What to work on: Report all lines holding "Magnetization".

Excerpted records:
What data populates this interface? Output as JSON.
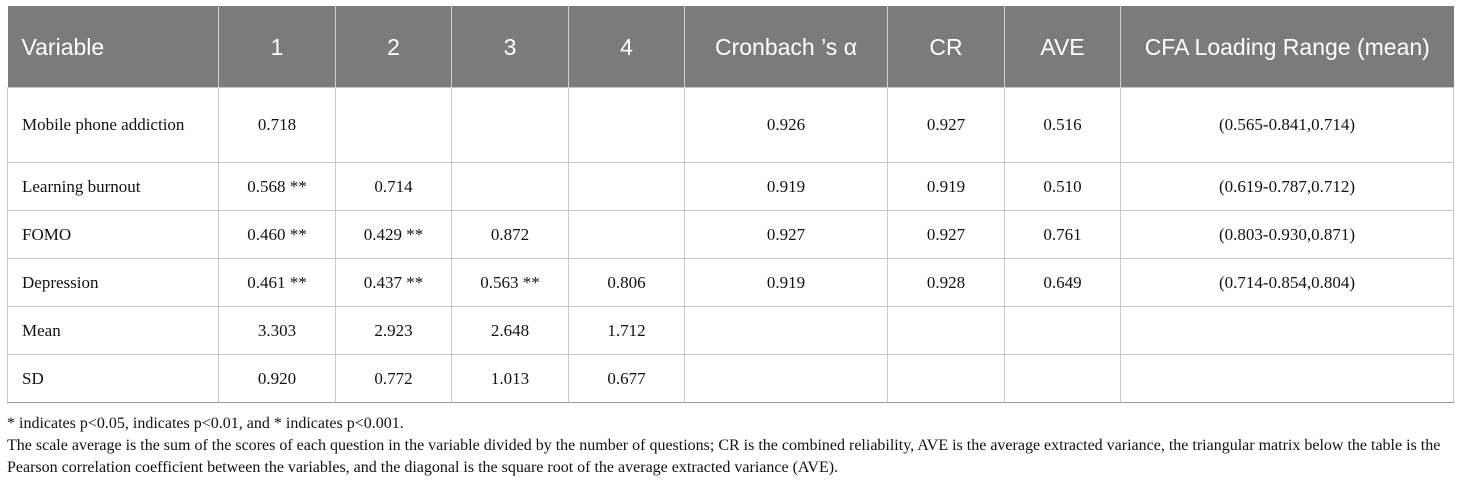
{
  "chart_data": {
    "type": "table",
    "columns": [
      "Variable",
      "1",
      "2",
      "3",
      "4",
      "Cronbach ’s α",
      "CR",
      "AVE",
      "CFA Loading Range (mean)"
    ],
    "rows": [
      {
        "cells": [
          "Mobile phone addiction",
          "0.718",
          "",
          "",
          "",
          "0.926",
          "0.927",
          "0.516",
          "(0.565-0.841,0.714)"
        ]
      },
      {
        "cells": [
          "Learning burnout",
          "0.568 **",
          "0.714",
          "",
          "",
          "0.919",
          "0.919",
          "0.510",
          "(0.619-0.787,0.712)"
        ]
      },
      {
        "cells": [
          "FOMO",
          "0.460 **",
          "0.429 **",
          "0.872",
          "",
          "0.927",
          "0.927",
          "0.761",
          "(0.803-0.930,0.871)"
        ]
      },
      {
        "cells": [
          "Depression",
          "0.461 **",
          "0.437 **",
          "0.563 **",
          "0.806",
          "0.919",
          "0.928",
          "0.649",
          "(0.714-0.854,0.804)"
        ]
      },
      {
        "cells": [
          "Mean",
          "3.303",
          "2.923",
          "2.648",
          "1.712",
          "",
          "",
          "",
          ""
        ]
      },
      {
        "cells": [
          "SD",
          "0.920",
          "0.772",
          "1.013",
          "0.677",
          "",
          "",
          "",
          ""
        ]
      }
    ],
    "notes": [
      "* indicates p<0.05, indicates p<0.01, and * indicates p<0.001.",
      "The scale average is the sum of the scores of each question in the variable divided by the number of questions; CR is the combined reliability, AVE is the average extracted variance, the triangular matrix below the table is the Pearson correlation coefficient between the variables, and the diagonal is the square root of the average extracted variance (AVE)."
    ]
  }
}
* * *
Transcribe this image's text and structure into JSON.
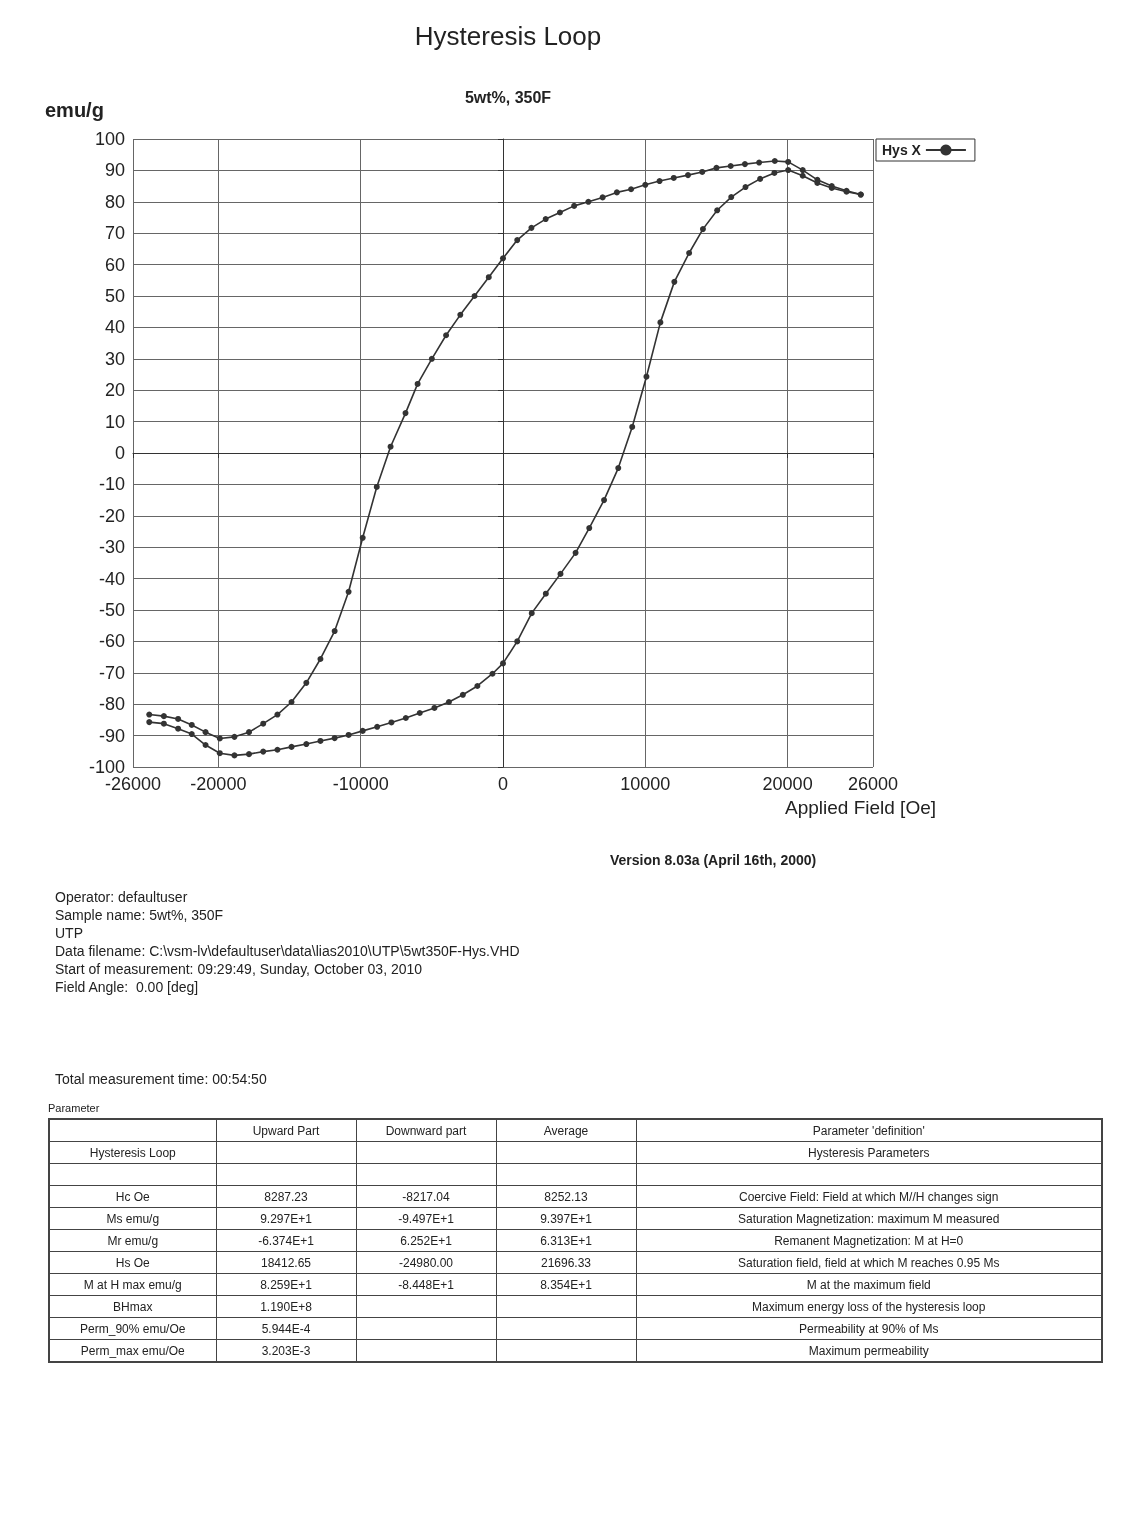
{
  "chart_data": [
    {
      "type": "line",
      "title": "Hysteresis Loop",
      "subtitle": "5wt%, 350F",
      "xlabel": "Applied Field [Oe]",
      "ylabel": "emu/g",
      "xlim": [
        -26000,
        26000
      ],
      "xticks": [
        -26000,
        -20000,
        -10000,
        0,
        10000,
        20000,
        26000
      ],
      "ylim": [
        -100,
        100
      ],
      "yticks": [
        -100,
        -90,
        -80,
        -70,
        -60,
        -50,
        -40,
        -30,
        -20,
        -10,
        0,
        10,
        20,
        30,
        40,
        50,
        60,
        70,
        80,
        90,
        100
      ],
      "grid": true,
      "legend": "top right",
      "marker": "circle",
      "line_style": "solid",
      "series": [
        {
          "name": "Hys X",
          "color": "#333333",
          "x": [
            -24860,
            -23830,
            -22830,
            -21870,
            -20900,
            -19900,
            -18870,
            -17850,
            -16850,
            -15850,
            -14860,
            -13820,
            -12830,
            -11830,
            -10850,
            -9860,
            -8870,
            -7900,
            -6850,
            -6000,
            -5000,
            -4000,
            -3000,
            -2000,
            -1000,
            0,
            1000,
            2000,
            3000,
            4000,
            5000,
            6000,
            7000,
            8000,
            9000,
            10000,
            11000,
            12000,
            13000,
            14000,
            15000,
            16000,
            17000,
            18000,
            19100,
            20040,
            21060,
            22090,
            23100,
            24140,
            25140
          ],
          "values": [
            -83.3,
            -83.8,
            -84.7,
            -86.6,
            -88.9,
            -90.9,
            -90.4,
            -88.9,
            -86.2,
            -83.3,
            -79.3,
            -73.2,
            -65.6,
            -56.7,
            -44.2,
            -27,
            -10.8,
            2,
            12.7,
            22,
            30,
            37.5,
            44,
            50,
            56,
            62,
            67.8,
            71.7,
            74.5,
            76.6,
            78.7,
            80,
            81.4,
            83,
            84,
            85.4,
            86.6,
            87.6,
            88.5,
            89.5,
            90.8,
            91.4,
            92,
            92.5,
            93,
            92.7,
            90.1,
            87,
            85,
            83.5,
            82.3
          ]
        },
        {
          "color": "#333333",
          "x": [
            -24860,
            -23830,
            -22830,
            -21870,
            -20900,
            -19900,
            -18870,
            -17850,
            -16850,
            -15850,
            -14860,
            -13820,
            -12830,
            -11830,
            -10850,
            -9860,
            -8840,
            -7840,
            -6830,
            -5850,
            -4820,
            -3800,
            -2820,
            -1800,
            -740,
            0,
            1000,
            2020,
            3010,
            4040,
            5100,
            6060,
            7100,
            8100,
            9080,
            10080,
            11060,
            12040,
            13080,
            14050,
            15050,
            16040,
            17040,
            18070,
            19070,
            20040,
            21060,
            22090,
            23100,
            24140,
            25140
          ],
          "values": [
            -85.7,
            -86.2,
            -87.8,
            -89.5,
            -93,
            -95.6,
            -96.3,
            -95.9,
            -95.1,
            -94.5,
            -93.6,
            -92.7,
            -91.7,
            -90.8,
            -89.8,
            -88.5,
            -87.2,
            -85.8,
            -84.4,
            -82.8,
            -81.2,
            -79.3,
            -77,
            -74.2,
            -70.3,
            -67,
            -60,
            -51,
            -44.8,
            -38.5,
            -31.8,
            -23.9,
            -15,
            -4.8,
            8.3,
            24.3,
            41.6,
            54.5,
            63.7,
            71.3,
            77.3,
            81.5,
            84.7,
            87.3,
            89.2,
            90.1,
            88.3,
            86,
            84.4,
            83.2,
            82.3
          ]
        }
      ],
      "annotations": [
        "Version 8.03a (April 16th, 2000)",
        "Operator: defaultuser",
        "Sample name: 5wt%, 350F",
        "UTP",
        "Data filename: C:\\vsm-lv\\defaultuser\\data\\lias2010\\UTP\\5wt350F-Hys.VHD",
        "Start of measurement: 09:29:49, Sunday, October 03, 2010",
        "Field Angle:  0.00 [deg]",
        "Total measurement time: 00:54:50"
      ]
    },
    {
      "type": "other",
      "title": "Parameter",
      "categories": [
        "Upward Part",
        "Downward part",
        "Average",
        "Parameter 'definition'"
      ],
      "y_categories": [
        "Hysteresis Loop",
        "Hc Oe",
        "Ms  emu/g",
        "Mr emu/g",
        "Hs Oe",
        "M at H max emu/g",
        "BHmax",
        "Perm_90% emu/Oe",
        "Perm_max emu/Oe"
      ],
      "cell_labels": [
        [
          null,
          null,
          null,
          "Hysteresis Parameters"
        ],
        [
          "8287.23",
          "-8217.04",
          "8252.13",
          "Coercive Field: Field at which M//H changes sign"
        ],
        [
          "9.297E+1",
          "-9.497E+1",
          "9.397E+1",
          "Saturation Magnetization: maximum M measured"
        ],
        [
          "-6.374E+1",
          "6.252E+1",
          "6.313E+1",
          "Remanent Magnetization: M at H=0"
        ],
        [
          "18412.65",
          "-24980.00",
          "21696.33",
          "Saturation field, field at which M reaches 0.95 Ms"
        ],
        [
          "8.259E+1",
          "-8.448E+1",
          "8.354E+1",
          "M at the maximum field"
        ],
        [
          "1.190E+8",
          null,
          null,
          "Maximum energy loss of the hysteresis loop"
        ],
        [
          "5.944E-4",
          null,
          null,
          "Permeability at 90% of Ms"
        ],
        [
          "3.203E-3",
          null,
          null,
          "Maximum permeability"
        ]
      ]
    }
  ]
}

Full response:
          "Saturation Magnetization: maximum M measured"
          "Remanent Magnetization: M at H=0"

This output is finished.